_What the task requires:_
Reproduce the listing below verbatim, keeping every line unchanged.

- - - -

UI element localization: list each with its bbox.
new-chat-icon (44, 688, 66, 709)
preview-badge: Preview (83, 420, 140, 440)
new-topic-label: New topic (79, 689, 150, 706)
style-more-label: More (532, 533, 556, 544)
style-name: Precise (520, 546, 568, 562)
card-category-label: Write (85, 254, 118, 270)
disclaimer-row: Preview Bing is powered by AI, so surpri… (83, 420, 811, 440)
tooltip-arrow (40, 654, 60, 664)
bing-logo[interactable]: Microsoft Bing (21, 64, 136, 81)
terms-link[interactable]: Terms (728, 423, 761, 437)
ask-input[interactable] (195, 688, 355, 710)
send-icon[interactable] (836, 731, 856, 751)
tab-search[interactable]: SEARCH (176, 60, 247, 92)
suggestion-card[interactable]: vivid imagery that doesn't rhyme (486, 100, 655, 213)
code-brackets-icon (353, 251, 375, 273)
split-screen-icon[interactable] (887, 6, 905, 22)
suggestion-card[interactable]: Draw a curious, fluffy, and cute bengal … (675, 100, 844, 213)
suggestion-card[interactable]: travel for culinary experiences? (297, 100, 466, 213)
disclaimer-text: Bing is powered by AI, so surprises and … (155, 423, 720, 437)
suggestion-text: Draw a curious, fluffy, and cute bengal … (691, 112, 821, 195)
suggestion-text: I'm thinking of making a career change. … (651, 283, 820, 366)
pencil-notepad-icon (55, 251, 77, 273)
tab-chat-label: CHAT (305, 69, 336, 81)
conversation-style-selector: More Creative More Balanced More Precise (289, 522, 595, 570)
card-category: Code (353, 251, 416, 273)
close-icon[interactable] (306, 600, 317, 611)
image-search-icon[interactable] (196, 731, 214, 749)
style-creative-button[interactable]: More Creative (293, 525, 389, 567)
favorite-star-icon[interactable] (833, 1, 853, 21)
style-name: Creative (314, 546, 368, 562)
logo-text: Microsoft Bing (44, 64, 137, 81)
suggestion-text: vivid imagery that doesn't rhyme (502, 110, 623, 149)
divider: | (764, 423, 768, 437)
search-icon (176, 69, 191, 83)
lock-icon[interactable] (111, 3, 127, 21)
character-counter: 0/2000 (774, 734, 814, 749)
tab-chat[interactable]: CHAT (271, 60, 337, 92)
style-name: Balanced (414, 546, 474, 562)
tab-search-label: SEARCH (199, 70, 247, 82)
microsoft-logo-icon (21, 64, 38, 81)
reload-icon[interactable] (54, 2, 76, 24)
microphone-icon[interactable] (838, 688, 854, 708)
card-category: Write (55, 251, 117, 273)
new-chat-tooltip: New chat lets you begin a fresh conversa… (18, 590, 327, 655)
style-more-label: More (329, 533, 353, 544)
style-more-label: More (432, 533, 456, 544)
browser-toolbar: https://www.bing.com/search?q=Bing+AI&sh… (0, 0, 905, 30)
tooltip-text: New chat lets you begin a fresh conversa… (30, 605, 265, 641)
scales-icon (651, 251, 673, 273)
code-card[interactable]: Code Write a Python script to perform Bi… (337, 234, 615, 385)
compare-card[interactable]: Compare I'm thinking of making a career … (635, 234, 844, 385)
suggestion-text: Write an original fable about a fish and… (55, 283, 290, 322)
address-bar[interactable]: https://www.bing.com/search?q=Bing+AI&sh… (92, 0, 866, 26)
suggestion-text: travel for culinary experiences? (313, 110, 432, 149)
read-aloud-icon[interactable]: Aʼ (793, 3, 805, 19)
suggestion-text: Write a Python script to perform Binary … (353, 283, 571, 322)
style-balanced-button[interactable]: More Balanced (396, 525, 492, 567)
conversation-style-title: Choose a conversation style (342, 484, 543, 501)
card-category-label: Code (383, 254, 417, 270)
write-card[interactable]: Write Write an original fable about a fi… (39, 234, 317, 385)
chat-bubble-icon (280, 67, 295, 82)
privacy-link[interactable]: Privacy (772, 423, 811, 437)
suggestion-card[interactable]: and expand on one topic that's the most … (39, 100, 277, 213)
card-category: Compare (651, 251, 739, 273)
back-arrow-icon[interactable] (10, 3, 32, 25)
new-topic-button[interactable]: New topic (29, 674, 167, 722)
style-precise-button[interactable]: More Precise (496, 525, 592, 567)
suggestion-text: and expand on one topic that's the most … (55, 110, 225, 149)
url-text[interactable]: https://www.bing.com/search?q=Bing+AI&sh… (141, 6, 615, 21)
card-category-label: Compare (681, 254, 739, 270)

- - - -

_Full answer:_
UI element localization: list each with its bbox.
new-chat-icon (44, 688, 66, 709)
preview-badge: Preview (83, 420, 140, 440)
new-topic-label: New topic (79, 689, 150, 706)
style-more-label: More (532, 533, 556, 544)
style-name: Precise (520, 546, 568, 562)
card-category-label: Write (85, 254, 118, 270)
disclaimer-row: Preview Bing is powered by AI, so surpri… (83, 420, 811, 440)
tooltip-arrow (40, 654, 60, 664)
bing-logo[interactable]: Microsoft Bing (21, 64, 136, 81)
terms-link[interactable]: Terms (728, 423, 761, 437)
ask-input[interactable] (195, 688, 355, 710)
send-icon[interactable] (836, 731, 856, 751)
tab-search[interactable]: SEARCH (176, 60, 247, 92)
suggestion-card[interactable]: vivid imagery that doesn't rhyme (486, 100, 655, 213)
code-brackets-icon (353, 251, 375, 273)
split-screen-icon[interactable] (887, 6, 905, 22)
suggestion-card[interactable]: Draw a curious, fluffy, and cute bengal … (675, 100, 844, 213)
suggestion-card[interactable]: travel for culinary experiences? (297, 100, 466, 213)
disclaimer-text: Bing is powered by AI, so surprises and … (155, 423, 720, 437)
suggestion-text: Draw a curious, fluffy, and cute bengal … (691, 112, 821, 195)
suggestion-text: I'm thinking of making a career change. … (651, 283, 820, 366)
pencil-notepad-icon (55, 251, 77, 273)
tab-chat-label: CHAT (305, 69, 336, 81)
conversation-style-selector: More Creative More Balanced More Precise (289, 522, 595, 570)
card-category: Code (353, 251, 416, 273)
close-icon[interactable] (306, 600, 317, 611)
image-search-icon[interactable] (196, 731, 214, 749)
style-creative-button[interactable]: More Creative (293, 525, 389, 567)
favorite-star-icon[interactable] (833, 1, 853, 21)
style-name: Creative (314, 546, 368, 562)
logo-text: Microsoft Bing (44, 64, 137, 81)
suggestion-text: vivid imagery that doesn't rhyme (502, 110, 623, 149)
divider: | (764, 423, 768, 437)
search-icon (176, 69, 191, 83)
lock-icon[interactable] (111, 3, 127, 21)
character-counter: 0/2000 (774, 734, 814, 749)
tab-chat[interactable]: CHAT (271, 60, 337, 92)
style-name: Balanced (414, 546, 474, 562)
tab-search-label: SEARCH (199, 70, 247, 82)
microsoft-logo-icon (21, 64, 38, 81)
reload-icon[interactable] (54, 2, 76, 24)
microphone-icon[interactable] (838, 688, 854, 708)
card-category: Write (55, 251, 117, 273)
new-chat-tooltip: New chat lets you begin a fresh conversa… (18, 590, 327, 655)
style-more-label: More (329, 533, 353, 544)
style-more-label: More (432, 533, 456, 544)
browser-toolbar: https://www.bing.com/search?q=Bing+AI&sh… (0, 0, 905, 30)
tooltip-text: New chat lets you begin a fresh conversa… (30, 605, 265, 641)
scales-icon (651, 251, 673, 273)
code-card[interactable]: Code Write a Python script to perform Bi… (337, 234, 615, 385)
compare-card[interactable]: Compare I'm thinking of making a career … (635, 234, 844, 385)
suggestion-text: Write an original fable about a fish and… (55, 283, 290, 322)
address-bar[interactable]: https://www.bing.com/search?q=Bing+AI&sh… (92, 0, 866, 26)
suggestion-text: travel for culinary experiences? (313, 110, 432, 149)
read-aloud-icon[interactable]: Aʼ (793, 3, 805, 19)
suggestion-text: Write a Python script to perform Binary … (353, 283, 571, 322)
style-balanced-button[interactable]: More Balanced (396, 525, 492, 567)
conversation-style-title: Choose a conversation style (342, 484, 543, 501)
card-category-label: Code (383, 254, 417, 270)
write-card[interactable]: Write Write an original fable about a fi… (39, 234, 317, 385)
chat-bubble-icon (280, 67, 295, 82)
privacy-link[interactable]: Privacy (772, 423, 811, 437)
suggestion-card[interactable]: and expand on one topic that's the most … (39, 100, 277, 213)
card-category: Compare (651, 251, 739, 273)
back-arrow-icon[interactable] (10, 3, 32, 25)
new-topic-button[interactable]: New topic (29, 674, 167, 722)
style-precise-button[interactable]: More Precise (496, 525, 592, 567)
suggestion-text: and expand on one topic that's the most … (55, 110, 225, 149)
url-text[interactable]: https://www.bing.com/search?q=Bing+AI&sh… (141, 6, 615, 21)
card-category-label: Compare (681, 254, 739, 270)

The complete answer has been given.